• [Instruction]:
Set down each entry from the block beneath, exactly as written.

** Begin Records **

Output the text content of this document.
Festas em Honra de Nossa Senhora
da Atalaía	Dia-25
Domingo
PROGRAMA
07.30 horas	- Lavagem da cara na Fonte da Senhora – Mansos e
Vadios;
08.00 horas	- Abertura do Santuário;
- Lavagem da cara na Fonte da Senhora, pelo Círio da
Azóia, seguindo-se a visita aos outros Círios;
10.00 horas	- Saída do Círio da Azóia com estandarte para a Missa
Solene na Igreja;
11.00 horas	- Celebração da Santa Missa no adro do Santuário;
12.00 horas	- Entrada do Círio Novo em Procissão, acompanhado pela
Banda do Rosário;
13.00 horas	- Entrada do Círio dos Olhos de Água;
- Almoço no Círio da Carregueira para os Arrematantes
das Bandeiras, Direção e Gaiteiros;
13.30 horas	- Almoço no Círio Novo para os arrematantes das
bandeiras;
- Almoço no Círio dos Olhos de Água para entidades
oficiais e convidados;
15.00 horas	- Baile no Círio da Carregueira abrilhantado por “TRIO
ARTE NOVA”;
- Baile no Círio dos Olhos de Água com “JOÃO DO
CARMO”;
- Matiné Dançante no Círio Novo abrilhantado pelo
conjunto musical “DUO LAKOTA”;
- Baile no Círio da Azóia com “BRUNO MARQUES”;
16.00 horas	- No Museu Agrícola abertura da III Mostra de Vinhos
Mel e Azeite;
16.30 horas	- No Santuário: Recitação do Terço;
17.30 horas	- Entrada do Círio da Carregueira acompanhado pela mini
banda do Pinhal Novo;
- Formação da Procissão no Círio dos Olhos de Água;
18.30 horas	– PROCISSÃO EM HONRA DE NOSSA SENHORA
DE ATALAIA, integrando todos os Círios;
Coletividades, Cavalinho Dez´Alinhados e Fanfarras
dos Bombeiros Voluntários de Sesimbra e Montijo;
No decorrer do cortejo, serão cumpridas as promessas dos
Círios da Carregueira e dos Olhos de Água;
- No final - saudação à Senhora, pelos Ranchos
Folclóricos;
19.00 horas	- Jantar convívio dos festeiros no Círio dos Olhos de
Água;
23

** End Records **

• [The reply]:
Output the text content of this document.
Festas em Honra de Nossa Senhora
da Atalaía	Dia-25
Domingo
PROGRAMA
07.30 horas	- Lavagem da cara na Fonte da Senhora – Mansos e
Vadios;
08.00 horas	- Abertura do Santuário;
- Lavagem da cara na Fonte da Senhora, pelo Círio da
Azóia, seguindo-se a visita aos outros Círios;
10.00 horas	- Saída do Círio da Azóia com estandarte para a Missa
Solene na Igreja;
11.00 horas	- Celebração da Santa Missa no adro do Santuário;
12.00 horas	- Entrada do Círio Novo em Procissão, acompanhado pela
Banda do Rosário;
13.00 horas	- Entrada do Círio dos Olhos de Água;
- Almoço no Círio da Carregueira para os Arrematantes
das Bandeiras, Direção e Gaiteiros;
13.30 horas	- Almoço no Círio Novo para os arrematantes das
bandeiras;
- Almoço no Círio dos Olhos de Água para entidades
oficiais e convidados;
15.00 horas	- Baile no Círio da Carregueira abrilhantado por “TRIO
ARTE NOVA”;
- Baile no Círio dos Olhos de Água com “JOÃO DO
CARMO”;
- Matiné Dançante no Círio Novo abrilhantado pelo
conjunto musical “DUO LAKOTA”;
- Baile no Círio da Azóia com “BRUNO MARQUES”;
16.00 horas	- No Museu Agrícola abertura da III Mostra de Vinhos
Mel e Azeite;
16.30 horas	- No Santuário: Recitação do Terço;
17.30 horas	- Entrada do Círio da Carregueira acompanhado pela mini
banda do Pinhal Novo;
- Formação da Procissão no Círio dos Olhos de Água;
18.30 horas	– PROCISSÃO EM HONRA DE NOSSA SENHORA
DE ATALAIA, integrando todos os Círios;
Coletividades, Cavalinho Dez´Alinhados e Fanfarras
dos Bombeiros Voluntários de Sesimbra e Montijo;
No decorrer do cortejo, serão cumpridas as promessas dos
Círios da Carregueira e dos Olhos de Água;
- No final - saudação à Senhora, pelos Ranchos
Folclóricos;
19.00 horas	- Jantar convívio dos festeiros no Círio dos Olhos de
Água;
23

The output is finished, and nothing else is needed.